Task to carry out
Keep every line where the word "smart" appears; drop the rest.

[Lines of data]
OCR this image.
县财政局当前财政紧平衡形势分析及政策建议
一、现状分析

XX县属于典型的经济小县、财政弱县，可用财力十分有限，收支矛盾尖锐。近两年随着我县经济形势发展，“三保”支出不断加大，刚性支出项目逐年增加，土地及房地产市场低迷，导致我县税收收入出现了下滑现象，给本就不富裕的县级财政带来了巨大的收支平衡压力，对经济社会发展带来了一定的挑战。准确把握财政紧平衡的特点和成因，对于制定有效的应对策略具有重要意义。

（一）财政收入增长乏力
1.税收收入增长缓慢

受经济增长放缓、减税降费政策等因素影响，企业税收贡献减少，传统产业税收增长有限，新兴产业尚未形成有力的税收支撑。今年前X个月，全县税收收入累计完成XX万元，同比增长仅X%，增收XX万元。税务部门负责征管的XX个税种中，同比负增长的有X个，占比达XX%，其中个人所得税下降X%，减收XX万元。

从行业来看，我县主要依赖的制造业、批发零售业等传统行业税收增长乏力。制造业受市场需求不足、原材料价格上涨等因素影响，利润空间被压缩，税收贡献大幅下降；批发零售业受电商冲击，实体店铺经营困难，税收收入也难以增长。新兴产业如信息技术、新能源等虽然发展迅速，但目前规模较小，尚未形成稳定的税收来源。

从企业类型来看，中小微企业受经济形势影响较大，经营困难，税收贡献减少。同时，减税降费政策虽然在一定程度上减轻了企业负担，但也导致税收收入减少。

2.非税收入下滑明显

* * *

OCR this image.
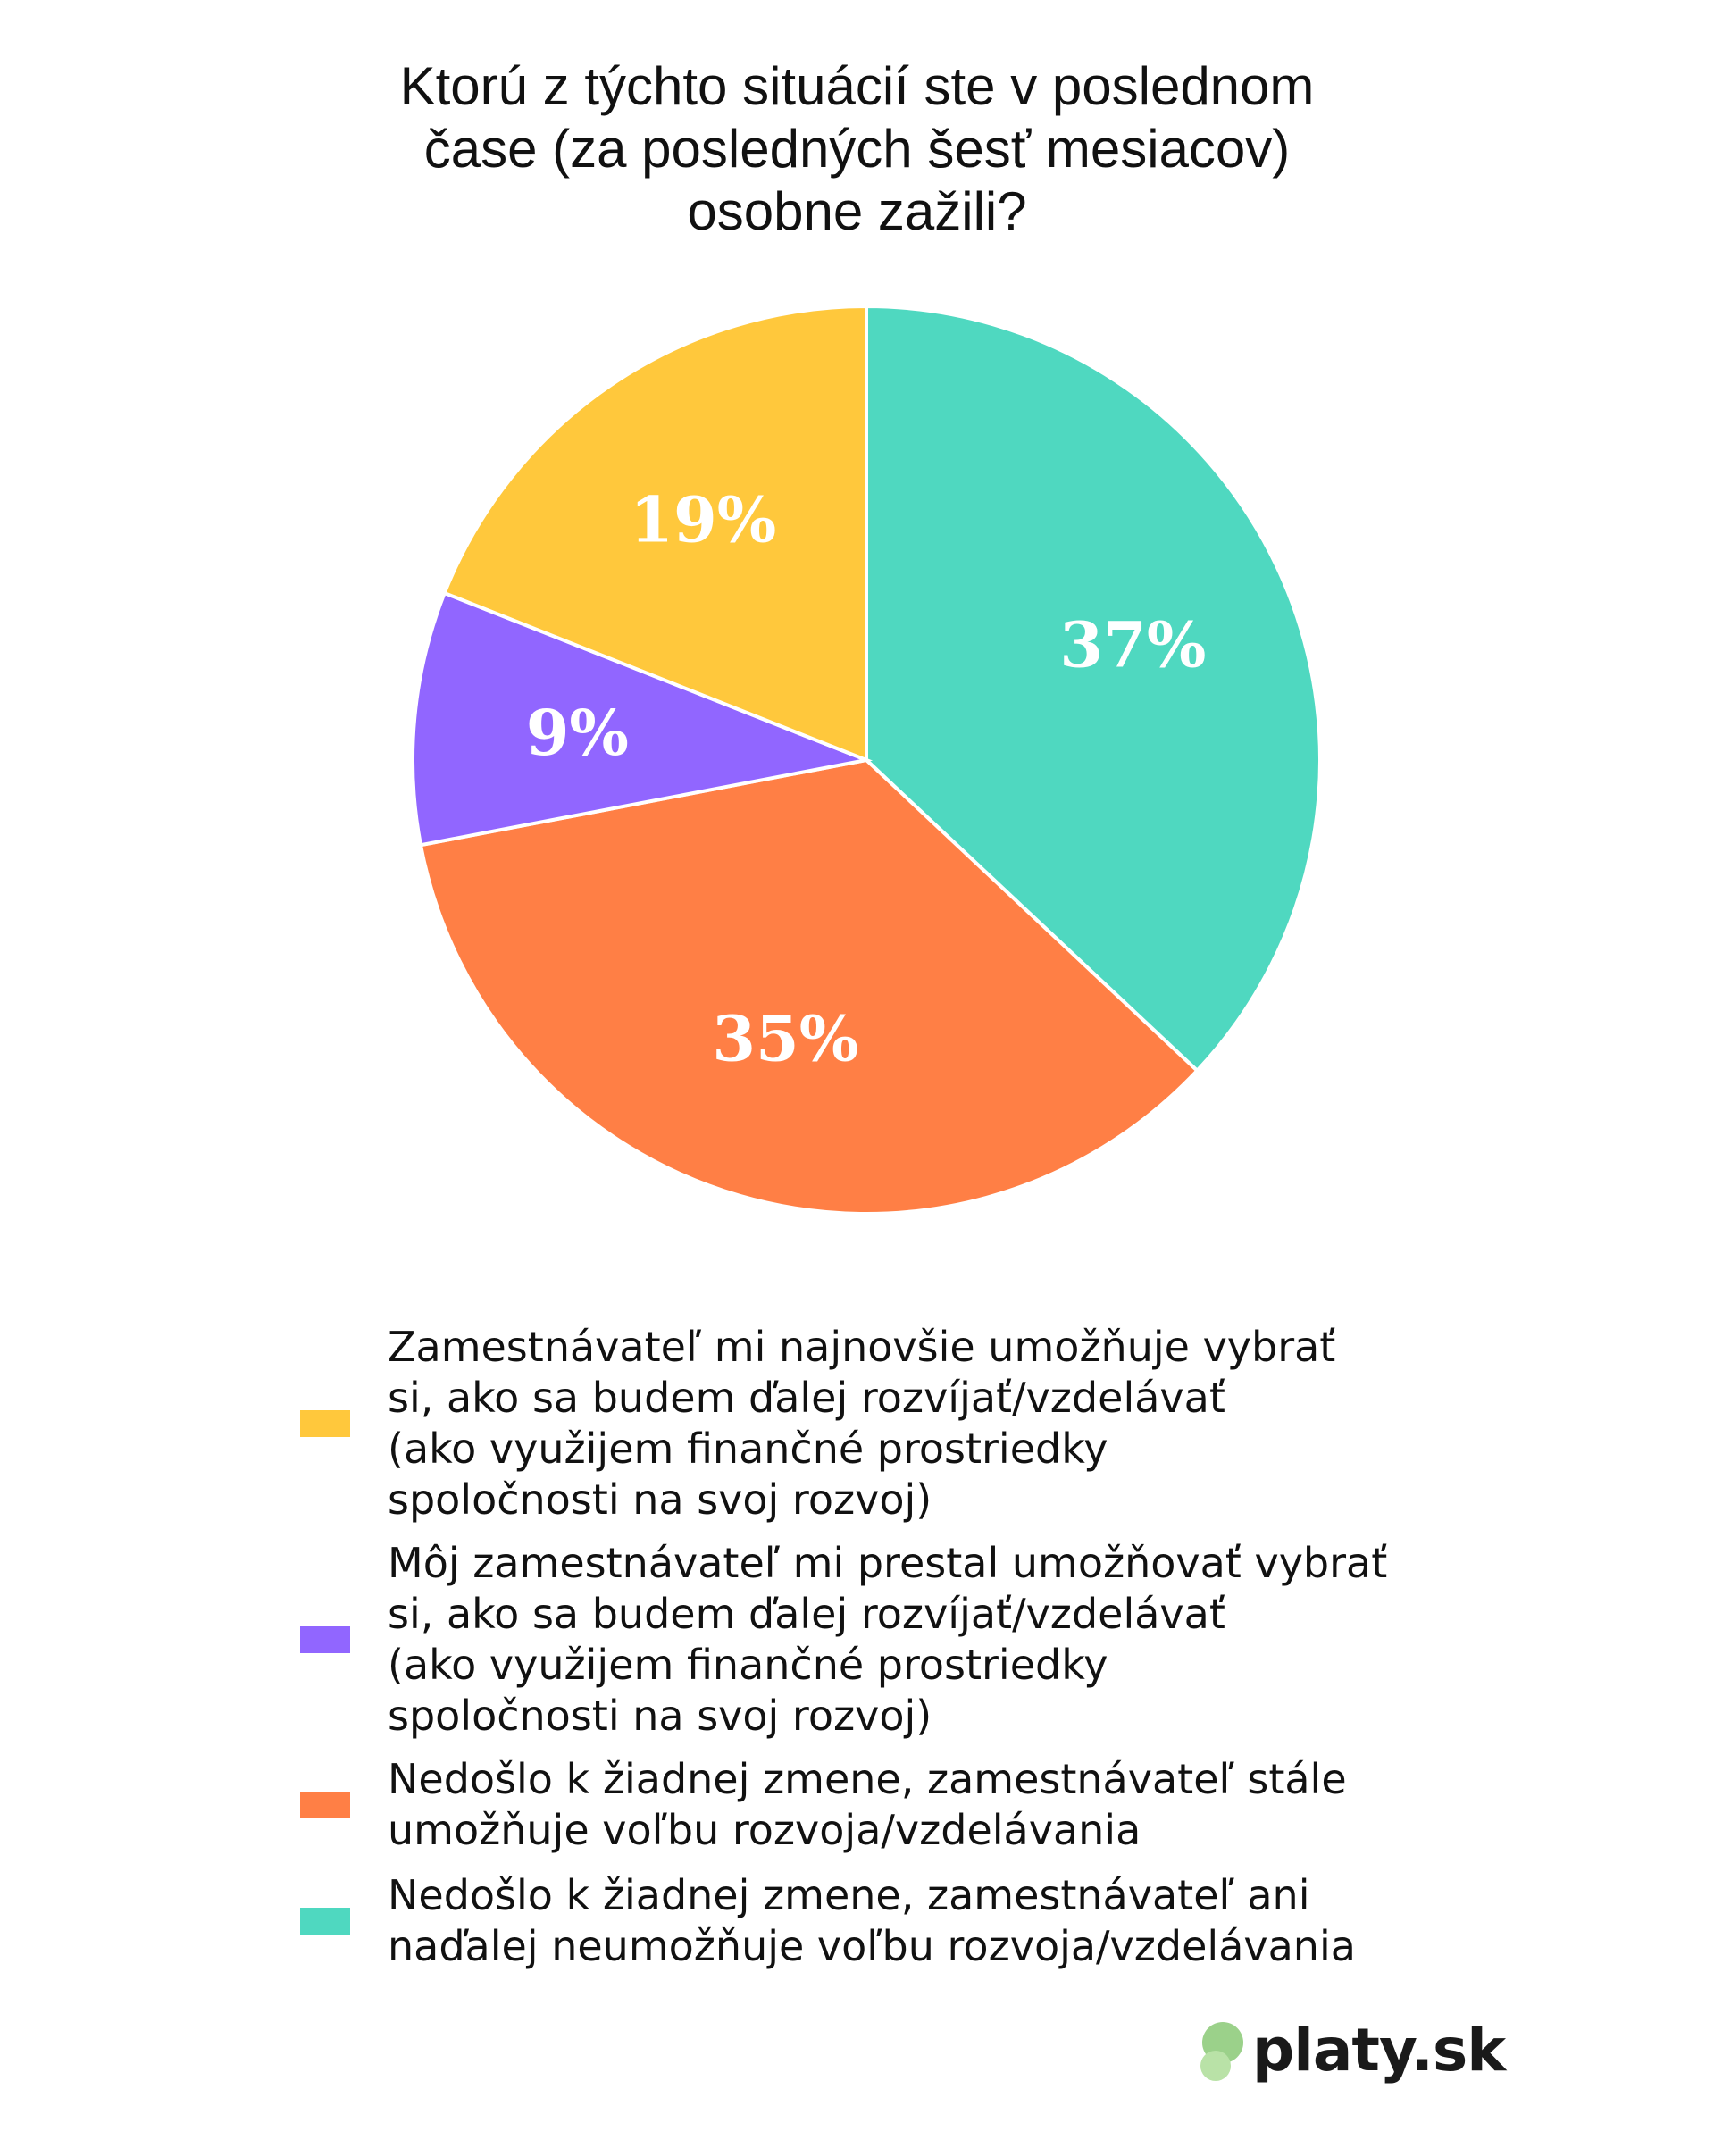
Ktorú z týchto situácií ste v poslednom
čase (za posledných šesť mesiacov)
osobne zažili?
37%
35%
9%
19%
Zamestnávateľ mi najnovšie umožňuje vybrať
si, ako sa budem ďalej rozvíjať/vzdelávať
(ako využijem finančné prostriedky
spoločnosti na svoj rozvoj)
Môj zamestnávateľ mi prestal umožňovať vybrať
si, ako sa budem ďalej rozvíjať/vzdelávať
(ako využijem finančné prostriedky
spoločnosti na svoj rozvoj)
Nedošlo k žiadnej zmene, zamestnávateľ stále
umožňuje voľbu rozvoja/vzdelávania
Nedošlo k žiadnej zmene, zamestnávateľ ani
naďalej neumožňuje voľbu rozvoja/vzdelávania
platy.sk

* * *

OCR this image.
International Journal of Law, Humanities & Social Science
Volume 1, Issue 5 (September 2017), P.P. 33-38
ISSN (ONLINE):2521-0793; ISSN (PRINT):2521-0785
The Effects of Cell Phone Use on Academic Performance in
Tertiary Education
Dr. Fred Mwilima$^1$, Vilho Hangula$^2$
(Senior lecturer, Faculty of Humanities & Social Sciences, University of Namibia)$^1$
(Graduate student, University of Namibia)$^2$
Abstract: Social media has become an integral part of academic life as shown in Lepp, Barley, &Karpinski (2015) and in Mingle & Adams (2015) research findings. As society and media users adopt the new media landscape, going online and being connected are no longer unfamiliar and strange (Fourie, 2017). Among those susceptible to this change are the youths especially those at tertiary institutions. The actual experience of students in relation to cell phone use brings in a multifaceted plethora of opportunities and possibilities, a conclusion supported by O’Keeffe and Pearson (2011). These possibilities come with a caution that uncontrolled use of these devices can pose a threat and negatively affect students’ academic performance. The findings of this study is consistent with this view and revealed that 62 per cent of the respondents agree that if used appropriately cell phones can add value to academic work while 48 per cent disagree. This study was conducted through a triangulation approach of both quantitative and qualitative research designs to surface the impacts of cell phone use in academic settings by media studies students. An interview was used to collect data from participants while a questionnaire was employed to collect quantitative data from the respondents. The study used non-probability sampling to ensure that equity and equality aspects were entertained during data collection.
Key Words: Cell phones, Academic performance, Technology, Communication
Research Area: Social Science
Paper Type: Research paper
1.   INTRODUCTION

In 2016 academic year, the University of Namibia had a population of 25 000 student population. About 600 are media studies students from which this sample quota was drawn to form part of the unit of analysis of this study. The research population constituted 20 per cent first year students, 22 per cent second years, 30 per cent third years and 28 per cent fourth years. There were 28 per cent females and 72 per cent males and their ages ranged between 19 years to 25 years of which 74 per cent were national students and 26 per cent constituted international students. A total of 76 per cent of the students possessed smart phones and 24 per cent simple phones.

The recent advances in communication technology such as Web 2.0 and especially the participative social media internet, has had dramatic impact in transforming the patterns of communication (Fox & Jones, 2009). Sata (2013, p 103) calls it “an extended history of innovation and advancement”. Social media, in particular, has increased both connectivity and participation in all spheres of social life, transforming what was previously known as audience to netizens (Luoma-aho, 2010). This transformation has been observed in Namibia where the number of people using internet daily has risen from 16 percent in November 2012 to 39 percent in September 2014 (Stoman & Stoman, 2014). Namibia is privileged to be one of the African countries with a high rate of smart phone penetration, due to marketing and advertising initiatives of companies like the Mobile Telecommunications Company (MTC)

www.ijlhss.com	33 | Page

Response to this task
In 2016 academic year, the University of Namibia had a population of 25 000 student population. About 600 are media studies students from which this sample quota was drawn to form part of the unit of analysis of this study. The research population constituted 20 per cent first year students, 22 per cent second years, 30 per cent third years and 28 per cent fourth years. There were 28 per cent females and 72 per cent males and their ages ranged between 19 years to 25 years of which 74 per cent were national students and 26 per cent constituted international students. A total of 76 per cent of the students possessed smart phones and 24 per cent simple phones.
The recent advances in communication technology such as Web 2.0 and especially the participative social media internet, has had dramatic impact in transforming the patterns of communication (Fox & Jones, 2009). Sata (2013, p 103) calls it “an extended history of innovation and advancement”. Social media, in particular, has increased both connectivity and participation in all spheres of social life, transforming what was previously known as audience to netizens (Luoma-aho, 2010). This transformation has been observed in Namibia where the number of people using internet daily has risen from 16 percent in November 2012 to 39 percent in September 2014 (Stoman & Stoman, 2014). Namibia is privileged to be one of the African countries with a high rate of smart phone penetration, due to marketing and advertising initiatives of companies like the Mobile Telecommunications Company (MTC)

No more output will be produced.